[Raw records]
········
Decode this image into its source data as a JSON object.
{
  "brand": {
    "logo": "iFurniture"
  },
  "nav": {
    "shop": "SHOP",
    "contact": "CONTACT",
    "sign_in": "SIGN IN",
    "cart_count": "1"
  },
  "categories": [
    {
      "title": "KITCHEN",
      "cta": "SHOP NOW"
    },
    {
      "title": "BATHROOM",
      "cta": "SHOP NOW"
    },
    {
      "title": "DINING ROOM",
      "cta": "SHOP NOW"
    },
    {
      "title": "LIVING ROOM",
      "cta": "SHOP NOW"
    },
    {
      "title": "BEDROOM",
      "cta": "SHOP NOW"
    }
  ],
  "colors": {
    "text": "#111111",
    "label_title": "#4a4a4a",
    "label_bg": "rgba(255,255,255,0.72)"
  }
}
········
Restate every entry word for word.

**Task answer**
Decode this image into its source data as a JSON object.
{
  "brand": {
    "logo": "iFurniture"
  },
  "nav": {
    "shop": "SHOP",
    "contact": "CONTACT",
    "sign_in": "SIGN IN",
    "cart_count": "1"
  },
  "categories": [
    {
      "title": "KITCHEN",
      "cta": "SHOP NOW"
    },
    {
      "title": "BATHROOM",
      "cta": "SHOP NOW"
    },
    {
      "title": "DINING ROOM",
      "cta": "SHOP NOW"
    },
    {
      "title": "LIVING ROOM",
      "cta": "SHOP NOW"
    },
    {
      "title": "BEDROOM",
      "cta": "SHOP NOW"
    }
  ],
  "colors": {
    "text": "#111111",
    "label_title": "#4a4a4a",
    "label_bg": "rgba(255,255,255,0.72)"
  }
}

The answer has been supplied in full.